- REQUEST 1:
Duplicate the passage of the article on cloud software companies starting with "Revenues climbed 29" and going on through "Microsoft and Google.", keeping every word and mark unchanged.
## BEGIN EXTRACT
Analysts at Cowen said second-quarter bookings growth of around 30 per cent was well above their 6 per cent estimate, with large government, cloud services and cloud commerce deals standing out. “Management seemed to carry a new level of confidence, with a sizeable bump in guidance,” they said. Stifel analysts added: “Salesforce is impressively positioned for the digital transformation revolution.”
Revenues climbed 29 per cent in the quarter to July 31 to $5.15bn, with Wall Street expecting $4.9bn. Founded in San Francisco in 1999, Salesforce is a veteran among software-as-a-service companies and its stock had already risen 27-fold since the depths of the financial crisis in 2009.
The impact of newer cloud companies is reflected in the IPO prospectuses revealed this week for Snowflake and Asana. Snowflake could be worth as much as $20bn when it lists and revenues have soared 132 per cent in the first half of this year. It allows users to analyse data across multiple cloud platforms, including those from Amazon, Microsoft and Google.
Asana, started by Facebook co-founder Dustin Moskovitz in 2008, sells cloud collaboration software to businesses. It will float on the New York Stock Exchange in a direct listing, which raises no money for the company but allows shareholders to sell stock on the open market. JFrog and Sumo Logic are two smaller cloud companies announcing IPO plans.
But Salesforce is the cumulonimbus of cloud software and ex-Oracle executive and Salesforce CEO Marc Benioff has seen his company overtake his former employer this year, with a market capitalisation now approaching $250bn.
The Internet of (Five) Things
1. Palantir’s Silicon Valley rant
The data analytics company whose work on counter-terrorism has made it one of Silicon Valley’s most controversial tech concerns, has sought to draw a clear line between its own business and what it dismissed as the “idiosyncrasies and excesses” of the rest of the valley, as it announced plans for a stock market listing. “We seem to share fewer and fewer of the technology sector’s values and commitments,” said chief executive Alex Karp. Lex says the hype around Palantir seems to exceed its real breadth and scale.
2. Huawei loses landmark patent case
Huawei has lost a lawsuit over technology licensing in a landmark Supreme Court ruling that could turn London into a hub for global patent litigation. Huawei brought the long-running court case in 2014 when it was accused of infringing intellectual property belonging to US company Unwired Planet, which had acquired a clutch of patents covering wireless connectivity from Ericsson.
## END EXTRACT
## BEGIN EXCERPTED DATA
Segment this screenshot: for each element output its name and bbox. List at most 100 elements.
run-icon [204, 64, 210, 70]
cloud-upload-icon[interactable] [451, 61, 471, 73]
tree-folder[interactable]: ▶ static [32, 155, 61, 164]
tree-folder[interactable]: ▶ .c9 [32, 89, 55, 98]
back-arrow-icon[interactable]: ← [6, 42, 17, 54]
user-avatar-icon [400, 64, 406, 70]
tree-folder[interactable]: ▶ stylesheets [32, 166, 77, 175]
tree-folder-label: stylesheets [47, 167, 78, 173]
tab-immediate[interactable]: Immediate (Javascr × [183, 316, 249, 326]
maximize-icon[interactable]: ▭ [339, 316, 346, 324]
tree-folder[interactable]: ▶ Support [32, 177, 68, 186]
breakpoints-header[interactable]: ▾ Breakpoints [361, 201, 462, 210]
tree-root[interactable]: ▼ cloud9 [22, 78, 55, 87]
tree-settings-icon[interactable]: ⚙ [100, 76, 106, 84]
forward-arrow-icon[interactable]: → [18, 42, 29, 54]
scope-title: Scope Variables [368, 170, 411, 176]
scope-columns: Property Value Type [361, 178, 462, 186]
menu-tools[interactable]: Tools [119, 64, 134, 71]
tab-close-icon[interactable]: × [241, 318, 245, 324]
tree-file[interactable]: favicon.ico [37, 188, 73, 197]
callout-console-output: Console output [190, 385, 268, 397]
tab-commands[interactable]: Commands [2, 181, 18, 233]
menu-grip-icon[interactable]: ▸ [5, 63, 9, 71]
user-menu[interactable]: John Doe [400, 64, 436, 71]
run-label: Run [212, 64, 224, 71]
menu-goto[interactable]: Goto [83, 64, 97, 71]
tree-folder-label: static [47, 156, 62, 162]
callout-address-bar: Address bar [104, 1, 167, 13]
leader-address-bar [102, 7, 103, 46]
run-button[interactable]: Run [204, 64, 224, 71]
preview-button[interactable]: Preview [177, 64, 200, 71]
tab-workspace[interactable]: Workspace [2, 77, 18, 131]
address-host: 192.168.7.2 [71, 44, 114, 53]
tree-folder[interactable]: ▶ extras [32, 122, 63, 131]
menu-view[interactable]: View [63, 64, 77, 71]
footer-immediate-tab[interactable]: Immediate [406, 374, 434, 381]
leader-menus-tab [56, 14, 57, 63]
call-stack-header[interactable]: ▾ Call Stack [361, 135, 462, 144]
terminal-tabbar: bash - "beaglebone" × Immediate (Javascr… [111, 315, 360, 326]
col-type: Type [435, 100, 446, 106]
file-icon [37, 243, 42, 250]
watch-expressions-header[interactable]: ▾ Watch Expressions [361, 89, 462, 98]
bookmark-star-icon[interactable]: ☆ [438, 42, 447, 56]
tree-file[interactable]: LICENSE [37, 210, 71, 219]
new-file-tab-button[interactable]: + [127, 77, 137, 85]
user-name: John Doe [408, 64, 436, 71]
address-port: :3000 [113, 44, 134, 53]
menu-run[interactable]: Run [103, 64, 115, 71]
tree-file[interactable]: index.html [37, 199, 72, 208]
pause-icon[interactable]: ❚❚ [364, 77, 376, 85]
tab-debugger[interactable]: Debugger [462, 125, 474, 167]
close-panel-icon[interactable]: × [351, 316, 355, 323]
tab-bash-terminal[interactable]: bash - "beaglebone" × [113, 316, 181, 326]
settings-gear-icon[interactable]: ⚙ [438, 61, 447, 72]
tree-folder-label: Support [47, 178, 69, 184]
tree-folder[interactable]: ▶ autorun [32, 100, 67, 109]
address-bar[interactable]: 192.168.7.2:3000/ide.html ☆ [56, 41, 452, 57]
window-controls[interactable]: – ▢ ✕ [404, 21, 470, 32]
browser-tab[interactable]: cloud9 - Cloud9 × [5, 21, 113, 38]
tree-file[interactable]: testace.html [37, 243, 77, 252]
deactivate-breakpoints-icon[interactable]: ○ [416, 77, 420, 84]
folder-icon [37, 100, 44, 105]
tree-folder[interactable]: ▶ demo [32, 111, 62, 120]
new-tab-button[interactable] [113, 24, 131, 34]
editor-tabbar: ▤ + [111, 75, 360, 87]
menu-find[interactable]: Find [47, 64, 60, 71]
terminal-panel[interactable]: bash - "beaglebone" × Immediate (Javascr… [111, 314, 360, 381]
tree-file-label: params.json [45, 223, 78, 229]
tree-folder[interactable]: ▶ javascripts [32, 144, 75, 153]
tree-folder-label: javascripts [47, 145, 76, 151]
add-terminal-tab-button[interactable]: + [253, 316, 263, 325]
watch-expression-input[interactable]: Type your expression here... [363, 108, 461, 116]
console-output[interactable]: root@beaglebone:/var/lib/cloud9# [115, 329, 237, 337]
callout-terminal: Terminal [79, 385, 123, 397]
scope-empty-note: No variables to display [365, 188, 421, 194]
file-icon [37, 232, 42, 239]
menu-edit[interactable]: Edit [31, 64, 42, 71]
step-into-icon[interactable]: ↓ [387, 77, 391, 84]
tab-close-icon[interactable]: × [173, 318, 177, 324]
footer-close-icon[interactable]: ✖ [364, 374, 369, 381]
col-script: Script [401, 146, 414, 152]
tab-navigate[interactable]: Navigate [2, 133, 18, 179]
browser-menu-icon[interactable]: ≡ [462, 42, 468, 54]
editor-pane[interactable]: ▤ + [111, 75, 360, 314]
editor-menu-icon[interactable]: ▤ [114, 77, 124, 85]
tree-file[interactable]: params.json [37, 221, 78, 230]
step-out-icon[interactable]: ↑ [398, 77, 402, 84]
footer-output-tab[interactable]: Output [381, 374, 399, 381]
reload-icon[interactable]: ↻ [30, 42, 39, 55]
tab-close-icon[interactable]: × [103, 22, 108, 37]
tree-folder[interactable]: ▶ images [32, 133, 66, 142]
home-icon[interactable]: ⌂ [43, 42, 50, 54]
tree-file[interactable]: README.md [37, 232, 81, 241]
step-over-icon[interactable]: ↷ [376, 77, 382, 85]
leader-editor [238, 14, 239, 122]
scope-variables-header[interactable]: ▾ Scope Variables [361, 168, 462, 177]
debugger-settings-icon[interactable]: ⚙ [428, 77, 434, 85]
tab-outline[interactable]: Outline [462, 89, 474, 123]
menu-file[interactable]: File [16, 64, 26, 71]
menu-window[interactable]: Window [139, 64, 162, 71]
## END EXCERPTED DATA
- REQUEST 2:
Set down the records above word for word, starting with their first line and going on through the line with "tree-folder[interactable]: ▶ .c9", both ends included.

- FULL OUTPUT 1:
Revenues climbed 29 per cent in the quarter to July 31 to $5.15bn, with Wall Street expecting $4.9bn. Founded in San Francisco in 1999, Salesforce is a veteran among software-as-a-service companies and its stock had already risen 27-fold since the depths of the financial crisis in 2009.
The impact of newer cloud companies is reflected in the IPO prospectuses revealed this week for Snowflake and Asana. Snowflake could be worth as much as $20bn when it lists and revenues have soared 132 per cent in the first half of this year. It allows users to analyse data across multiple cloud platforms, including those from Amazon, Microsoft and Google.

- FULL OUTPUT 2:
Segment this screenshot: for each element output its name and bbox. List at most 100 elements.
run-icon [204, 64, 210, 70]
cloud-upload-icon[interactable] [451, 61, 471, 73]
tree-folder[interactable]: ▶ static [32, 155, 61, 164]
tree-folder[interactable]: ▶ .c9 [32, 89, 55, 98]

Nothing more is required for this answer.